Directions for this task: Restate each of the lines given below, word for word.

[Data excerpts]
- - -

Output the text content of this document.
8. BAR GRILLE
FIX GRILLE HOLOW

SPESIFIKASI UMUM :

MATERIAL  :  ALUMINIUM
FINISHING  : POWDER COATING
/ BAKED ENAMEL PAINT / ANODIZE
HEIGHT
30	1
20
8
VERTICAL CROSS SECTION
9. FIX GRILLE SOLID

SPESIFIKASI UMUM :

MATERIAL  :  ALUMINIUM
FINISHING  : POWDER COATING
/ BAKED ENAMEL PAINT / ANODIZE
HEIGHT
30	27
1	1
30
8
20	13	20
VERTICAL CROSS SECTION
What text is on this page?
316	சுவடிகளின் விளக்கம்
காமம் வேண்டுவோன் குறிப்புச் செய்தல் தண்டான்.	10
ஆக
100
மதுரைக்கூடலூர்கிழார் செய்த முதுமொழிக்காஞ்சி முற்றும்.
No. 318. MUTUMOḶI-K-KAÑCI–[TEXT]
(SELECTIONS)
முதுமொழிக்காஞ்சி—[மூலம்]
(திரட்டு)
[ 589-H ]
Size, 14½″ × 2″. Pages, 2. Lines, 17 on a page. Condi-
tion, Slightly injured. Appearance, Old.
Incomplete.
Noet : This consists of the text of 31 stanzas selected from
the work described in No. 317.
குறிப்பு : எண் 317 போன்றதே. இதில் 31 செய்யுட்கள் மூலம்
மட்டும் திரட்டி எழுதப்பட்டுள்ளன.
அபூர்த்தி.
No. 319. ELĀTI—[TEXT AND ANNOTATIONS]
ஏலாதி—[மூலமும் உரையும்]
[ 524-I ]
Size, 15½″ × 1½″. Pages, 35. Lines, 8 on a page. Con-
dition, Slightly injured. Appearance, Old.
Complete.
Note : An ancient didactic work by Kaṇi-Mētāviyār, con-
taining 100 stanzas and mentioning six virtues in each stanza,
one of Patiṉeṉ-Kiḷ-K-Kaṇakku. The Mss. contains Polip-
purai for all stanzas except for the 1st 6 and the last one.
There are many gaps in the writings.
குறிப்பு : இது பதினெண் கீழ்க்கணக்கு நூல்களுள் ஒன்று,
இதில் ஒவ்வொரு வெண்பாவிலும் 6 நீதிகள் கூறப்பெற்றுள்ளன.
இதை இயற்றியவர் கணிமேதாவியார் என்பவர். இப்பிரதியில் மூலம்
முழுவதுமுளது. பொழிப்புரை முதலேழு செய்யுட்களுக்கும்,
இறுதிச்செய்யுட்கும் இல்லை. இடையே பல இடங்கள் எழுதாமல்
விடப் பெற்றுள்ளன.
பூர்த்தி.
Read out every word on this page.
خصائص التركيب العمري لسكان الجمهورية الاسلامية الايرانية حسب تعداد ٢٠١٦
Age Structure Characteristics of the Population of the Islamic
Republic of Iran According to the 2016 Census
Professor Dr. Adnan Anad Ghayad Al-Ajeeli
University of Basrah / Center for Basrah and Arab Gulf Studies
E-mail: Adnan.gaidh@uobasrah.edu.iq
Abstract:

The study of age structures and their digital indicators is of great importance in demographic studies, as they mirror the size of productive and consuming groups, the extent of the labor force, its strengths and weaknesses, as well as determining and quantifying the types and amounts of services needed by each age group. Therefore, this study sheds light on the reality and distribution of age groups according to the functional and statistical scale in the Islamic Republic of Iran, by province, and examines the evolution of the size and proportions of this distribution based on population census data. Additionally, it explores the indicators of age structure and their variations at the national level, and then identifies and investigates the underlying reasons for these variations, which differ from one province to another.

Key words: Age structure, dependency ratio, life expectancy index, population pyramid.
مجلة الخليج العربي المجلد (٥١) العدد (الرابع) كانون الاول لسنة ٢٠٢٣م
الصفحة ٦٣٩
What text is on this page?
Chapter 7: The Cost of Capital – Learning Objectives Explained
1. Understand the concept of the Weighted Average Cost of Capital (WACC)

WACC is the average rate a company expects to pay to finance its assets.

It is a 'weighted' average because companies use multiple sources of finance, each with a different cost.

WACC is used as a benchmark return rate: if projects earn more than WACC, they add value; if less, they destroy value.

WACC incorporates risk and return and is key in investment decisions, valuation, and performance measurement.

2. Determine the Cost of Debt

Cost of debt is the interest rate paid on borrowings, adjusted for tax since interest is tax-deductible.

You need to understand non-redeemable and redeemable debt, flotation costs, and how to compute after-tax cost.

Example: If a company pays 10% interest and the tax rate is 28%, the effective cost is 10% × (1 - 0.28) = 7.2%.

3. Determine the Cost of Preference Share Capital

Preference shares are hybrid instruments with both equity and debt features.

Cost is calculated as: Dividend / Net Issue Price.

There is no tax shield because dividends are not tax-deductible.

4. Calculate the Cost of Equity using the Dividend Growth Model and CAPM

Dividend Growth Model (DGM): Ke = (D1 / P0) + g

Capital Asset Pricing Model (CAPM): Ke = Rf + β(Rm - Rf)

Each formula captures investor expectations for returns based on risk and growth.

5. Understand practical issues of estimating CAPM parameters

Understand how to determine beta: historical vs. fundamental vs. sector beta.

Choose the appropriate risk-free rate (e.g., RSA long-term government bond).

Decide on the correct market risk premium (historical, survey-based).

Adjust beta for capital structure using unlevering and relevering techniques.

- - -

Answer to this exercise:
Output the text content of this document.
8. BAR GRILLE
FIX GRILLE HOLOW

SPESIFIKASI UMUM :

MATERIAL  :  ALUMINIUM
FINISHING  : POWDER COATING
/ BAKED ENAMEL PAINT / ANODIZE
HEIGHT
30	1
20
8
VERTICAL CROSS SECTION
9. FIX GRILLE SOLID

SPESIFIKASI UMUM :

MATERIAL  :  ALUMINIUM
FINISHING  : POWDER COATING
/ BAKED ENAMEL PAINT / ANODIZE
HEIGHT
30	27
1	1
30
8
20	13	20
VERTICAL CROSS SECTION
What text is on this page?
316	சுவடிகளின் விளக்கம்
காமம் வேண்டுவோன் குறிப்புச் செய்தல் தண்டான்.	10
ஆக
100
மதுரைக்கூடலூர்கிழார் செய்த முதுமொழிக்காஞ்சி முற்றும்.
No. 318. MUTUMOḶI-K-KAÑCI–[TEXT]
(SELECTIONS)
முதுமொழிக்காஞ்சி—[மூலம்]
(திரட்டு)
[ 589-H ]
Size, 14½″ × 2″. Pages, 2. Lines, 17 on a page. Condi-
tion, Slightly injured. Appearance, Old.
Incomplete.
Noet : This consists of the text of 31 stanzas selected from
the work described in No. 317.
குறிப்பு : எண் 317 போன்றதே. இதில் 31 செய்யுட்கள் மூலம்
மட்டும் திரட்டி எழுதப்பட்டுள்ளன.
அபூர்த்தி.
No. 319. ELĀTI—[TEXT AND ANNOTATIONS]
ஏலாதி—[மூலமும் உரையும்]
[ 524-I ]
Size, 15½″ × 1½″. Pages, 35. Lines, 8 on a page. Con-
dition, Slightly injured. Appearance, Old.
Complete.
Note : An ancient didactic work by Kaṇi-Mētāviyār, con-
taining 100 stanzas and mentioning six virtues in each stanza,
one of Patiṉeṉ-Kiḷ-K-Kaṇakku. The Mss. contains Polip-
purai for all stanzas except for the 1st 6 and the last one.
There are many gaps in the writings.
குறிப்பு : இது பதினெண் கீழ்க்கணக்கு நூல்களுள் ஒன்று,
இதில் ஒவ்வொரு வெண்பாவிலும் 6 நீதிகள் கூறப்பெற்றுள்ளன.
இதை இயற்றியவர் கணிமேதாவியார் என்பவர். இப்பிரதியில் மூலம்
முழுவதுமுளது. பொழிப்புரை முதலேழு செய்யுட்களுக்கும்,
இறுதிச்செய்யுட்கும் இல்லை. இடையே பல இடங்கள் எழுதாமல்
விடப் பெற்றுள்ளன.
பூர்த்தி.
Read out every word on this page.
خصائص التركيب العمري لسكان الجمهورية الاسلامية الايرانية حسب تعداد ٢٠١٦
Age Structure Characteristics of the Population of the Islamic
Republic of Iran According to the 2016 Census
Professor Dr. Adnan Anad Ghayad Al-Ajeeli
University of Basrah / Center for Basrah and Arab Gulf Studies
E-mail: Adnan.gaidh@uobasrah.edu.iq
Abstract:

The study of age structures and their digital indicators is of great importance in demographic studies, as they mirror the size of productive and consuming groups, the extent of the labor force, its strengths and weaknesses, as well as determining and quantifying the types and amounts of services needed by each age group. Therefore, this study sheds light on the reality and distribution of age groups according to the functional and statistical scale in the Islamic Republic of Iran, by province, and examines the evolution of the size and proportions of this distribution based on population census data. Additionally, it explores the indicators of age structure and their variations at the national level, and then identifies and investigates the underlying reasons for these variations, which differ from one province to another.

Key words: Age structure, dependency ratio, life expectancy index, population pyramid.
مجلة الخليج العربي المجلد (٥١) العدد (الرابع) كانون الاول لسنة ٢٠٢٣م
الصفحة ٦٣٩
What text is on this page?
Chapter 7: The Cost of Capital – Learning Objectives Explained
1. Understand the concept of the Weighted Average Cost of Capital (WACC)

WACC is the average rate a company expects to pay to finance its assets.

It is a 'weighted' average because companies use multiple sources of finance, each with a different cost.

WACC is used as a benchmark return rate: if projects earn more than WACC, they add value; if less, they destroy value.

WACC incorporates risk and return and is key in investment decisions, valuation, and performance measurement.

2. Determine the Cost of Debt

Cost of debt is the interest rate paid on borrowings, adjusted for tax since interest is tax-deductible.

You need to understand non-redeemable and redeemable debt, flotation costs, and how to compute after-tax cost.

Example: If a company pays 10% interest and the tax rate is 28%, the effective cost is 10% × (1 - 0.28) = 7.2%.

3. Determine the Cost of Preference Share Capital

Preference shares are hybrid instruments with both equity and debt features.

Cost is calculated as: Dividend / Net Issue Price.

There is no tax shield because dividends are not tax-deductible.

4. Calculate the Cost of Equity using the Dividend Growth Model and CAPM

Dividend Growth Model (DGM): Ke = (D1 / P0) + g

Capital Asset Pricing Model (CAPM): Ke = Rf + β(Rm - Rf)

Each formula captures investor expectations for returns based on risk and growth.

5. Understand practical issues of estimating CAPM parameters

Understand how to determine beta: historical vs. fundamental vs. sector beta.

Choose the appropriate risk-free rate (e.g., RSA long-term government bond).

Decide on the correct market risk premium (historical, survey-based).

Adjust beta for capital structure using unlevering and relevering techniques.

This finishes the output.